▶ **Requirement**
Hunt for the word "this" across the entries below, copying each line that holds it.

▶ **Given information**
☆ ☆ ☆

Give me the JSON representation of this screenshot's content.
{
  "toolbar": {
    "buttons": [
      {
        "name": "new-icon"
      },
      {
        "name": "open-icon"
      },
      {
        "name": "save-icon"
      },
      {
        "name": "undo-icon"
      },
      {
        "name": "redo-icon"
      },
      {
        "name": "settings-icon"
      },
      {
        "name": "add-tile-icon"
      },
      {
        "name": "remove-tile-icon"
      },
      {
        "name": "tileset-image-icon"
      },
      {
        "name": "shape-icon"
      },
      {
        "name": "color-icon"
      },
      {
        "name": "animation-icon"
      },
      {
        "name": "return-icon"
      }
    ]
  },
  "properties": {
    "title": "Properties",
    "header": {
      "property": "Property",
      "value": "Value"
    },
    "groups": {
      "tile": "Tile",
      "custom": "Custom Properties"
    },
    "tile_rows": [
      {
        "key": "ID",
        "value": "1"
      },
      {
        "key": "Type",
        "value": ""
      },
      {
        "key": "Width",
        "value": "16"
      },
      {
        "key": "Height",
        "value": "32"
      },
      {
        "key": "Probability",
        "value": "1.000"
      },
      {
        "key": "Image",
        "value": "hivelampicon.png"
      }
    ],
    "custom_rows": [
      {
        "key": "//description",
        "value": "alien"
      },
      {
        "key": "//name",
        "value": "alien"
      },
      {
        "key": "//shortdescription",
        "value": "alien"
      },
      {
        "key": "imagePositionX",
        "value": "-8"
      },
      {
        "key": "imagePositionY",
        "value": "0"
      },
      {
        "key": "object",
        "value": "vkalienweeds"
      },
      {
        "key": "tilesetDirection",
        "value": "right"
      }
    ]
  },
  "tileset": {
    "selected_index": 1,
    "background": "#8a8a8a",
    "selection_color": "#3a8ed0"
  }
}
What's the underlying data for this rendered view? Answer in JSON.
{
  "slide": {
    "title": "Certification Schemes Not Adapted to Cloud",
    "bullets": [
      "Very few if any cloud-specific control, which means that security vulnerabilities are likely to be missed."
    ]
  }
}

☆ ☆ ☆

▶ **Complete answer**
Give me the JSON representation of this screenshot's content.
What's the underlying data for this rendered view? Answer in JSON.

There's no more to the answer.